=== WORKING DATA ===
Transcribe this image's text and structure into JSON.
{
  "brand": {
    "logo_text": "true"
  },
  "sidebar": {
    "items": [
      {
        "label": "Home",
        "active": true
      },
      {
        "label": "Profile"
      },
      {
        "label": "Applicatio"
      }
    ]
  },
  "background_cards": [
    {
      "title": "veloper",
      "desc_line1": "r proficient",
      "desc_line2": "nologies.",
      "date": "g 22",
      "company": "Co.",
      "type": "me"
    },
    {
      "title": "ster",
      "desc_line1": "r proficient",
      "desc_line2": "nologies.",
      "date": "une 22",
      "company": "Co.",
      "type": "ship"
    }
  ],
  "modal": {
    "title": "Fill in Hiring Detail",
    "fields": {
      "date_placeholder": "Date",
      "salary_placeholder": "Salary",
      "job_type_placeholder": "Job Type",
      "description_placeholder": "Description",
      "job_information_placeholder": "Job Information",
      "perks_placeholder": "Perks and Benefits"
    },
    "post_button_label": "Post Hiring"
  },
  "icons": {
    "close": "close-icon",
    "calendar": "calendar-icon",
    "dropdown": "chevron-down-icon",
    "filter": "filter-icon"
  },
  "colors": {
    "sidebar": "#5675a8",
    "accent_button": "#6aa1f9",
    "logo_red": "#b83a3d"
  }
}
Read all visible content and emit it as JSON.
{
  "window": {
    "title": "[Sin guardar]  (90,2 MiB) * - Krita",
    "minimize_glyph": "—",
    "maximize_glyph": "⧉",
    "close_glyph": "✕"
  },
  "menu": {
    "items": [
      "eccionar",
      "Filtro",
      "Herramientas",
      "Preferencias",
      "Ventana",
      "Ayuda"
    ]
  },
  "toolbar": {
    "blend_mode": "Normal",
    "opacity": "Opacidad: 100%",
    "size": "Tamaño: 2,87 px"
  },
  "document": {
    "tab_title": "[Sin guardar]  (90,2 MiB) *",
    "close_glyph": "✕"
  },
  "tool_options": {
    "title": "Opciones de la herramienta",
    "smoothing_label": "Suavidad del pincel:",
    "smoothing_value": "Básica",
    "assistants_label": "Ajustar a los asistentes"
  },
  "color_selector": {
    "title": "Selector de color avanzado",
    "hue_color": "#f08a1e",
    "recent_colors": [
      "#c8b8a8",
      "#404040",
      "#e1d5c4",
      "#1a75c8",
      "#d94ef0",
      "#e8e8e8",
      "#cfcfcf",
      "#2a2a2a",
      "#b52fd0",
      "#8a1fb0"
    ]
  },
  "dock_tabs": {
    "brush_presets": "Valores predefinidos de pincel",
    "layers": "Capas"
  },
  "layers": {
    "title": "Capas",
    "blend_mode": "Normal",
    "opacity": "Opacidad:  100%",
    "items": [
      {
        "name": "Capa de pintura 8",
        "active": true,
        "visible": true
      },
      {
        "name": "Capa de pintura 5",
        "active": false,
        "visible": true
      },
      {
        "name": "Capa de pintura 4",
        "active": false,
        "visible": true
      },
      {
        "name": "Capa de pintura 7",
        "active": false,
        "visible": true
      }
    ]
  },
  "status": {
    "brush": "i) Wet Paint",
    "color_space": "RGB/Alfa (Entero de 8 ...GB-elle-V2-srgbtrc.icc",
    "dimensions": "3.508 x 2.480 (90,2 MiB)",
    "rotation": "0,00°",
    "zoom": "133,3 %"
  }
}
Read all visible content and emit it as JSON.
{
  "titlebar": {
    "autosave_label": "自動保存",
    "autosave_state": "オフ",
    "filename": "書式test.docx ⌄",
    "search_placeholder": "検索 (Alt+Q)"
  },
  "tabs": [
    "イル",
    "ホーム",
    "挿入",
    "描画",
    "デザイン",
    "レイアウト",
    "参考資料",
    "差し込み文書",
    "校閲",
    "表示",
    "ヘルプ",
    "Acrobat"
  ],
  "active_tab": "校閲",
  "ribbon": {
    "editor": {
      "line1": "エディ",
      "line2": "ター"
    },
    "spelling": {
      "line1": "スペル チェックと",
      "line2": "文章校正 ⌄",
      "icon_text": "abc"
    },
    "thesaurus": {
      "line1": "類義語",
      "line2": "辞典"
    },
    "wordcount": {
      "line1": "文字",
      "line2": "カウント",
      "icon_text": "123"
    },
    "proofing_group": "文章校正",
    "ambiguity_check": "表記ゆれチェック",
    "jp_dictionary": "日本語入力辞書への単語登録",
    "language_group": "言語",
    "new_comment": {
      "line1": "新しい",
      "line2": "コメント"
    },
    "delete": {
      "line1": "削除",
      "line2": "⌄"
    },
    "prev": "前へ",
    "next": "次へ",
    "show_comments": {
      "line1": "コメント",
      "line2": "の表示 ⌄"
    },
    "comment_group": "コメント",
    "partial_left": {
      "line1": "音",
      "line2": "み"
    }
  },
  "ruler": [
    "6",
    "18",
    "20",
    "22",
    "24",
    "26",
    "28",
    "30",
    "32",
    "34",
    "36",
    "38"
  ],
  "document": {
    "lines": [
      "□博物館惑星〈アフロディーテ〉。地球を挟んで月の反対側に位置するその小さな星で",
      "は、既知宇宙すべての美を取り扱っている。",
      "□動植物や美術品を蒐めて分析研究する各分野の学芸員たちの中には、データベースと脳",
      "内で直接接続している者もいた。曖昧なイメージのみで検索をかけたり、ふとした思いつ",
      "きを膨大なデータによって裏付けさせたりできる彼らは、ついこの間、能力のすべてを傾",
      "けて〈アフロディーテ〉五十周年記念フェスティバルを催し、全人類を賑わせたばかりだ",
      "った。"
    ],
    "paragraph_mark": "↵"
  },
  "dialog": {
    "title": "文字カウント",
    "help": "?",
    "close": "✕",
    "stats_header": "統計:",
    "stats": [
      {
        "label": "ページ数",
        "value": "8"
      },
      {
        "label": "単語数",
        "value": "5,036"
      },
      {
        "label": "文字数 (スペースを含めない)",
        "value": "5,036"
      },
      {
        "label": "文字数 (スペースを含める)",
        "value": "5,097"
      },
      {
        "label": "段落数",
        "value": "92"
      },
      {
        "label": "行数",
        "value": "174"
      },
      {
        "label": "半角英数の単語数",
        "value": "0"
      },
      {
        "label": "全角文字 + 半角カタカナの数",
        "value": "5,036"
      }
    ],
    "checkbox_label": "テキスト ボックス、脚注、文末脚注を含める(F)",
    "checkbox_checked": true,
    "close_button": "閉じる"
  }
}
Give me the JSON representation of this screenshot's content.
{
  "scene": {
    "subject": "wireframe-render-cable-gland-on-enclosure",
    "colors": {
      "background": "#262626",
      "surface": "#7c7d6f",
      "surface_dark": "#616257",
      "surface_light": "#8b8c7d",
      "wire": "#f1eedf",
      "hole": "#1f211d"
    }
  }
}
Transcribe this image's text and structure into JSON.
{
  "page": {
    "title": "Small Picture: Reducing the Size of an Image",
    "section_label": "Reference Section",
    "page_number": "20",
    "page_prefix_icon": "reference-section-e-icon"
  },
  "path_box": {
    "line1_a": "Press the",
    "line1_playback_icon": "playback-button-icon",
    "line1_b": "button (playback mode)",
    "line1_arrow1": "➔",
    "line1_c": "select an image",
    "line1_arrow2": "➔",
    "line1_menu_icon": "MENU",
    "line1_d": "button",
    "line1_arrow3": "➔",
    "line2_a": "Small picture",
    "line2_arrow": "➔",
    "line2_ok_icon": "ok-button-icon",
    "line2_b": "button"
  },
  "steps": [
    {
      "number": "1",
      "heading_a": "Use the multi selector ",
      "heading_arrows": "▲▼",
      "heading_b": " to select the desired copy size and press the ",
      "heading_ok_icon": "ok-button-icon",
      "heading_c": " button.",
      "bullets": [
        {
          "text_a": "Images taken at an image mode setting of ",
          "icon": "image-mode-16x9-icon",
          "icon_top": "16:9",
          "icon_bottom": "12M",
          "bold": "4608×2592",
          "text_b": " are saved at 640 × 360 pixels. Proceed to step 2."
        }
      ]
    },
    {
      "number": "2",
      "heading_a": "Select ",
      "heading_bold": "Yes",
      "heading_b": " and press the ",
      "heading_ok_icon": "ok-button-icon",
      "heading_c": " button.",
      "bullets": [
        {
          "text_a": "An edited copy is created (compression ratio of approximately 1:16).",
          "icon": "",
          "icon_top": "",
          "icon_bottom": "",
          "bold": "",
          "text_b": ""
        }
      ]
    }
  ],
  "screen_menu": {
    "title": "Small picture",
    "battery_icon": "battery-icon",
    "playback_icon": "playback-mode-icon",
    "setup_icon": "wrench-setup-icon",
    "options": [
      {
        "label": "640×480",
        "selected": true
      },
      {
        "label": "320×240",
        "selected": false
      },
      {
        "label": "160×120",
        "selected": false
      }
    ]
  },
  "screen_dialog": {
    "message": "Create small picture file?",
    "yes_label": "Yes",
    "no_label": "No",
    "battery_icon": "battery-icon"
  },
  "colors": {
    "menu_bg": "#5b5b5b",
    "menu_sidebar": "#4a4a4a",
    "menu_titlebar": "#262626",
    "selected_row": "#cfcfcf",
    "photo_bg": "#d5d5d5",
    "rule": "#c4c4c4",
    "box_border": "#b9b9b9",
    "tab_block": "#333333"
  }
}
===
**JOB**
Going through the entries above line by line, work out how many lines include the word "playback". Only the number is required.

**THE COMPLETED TASK**
3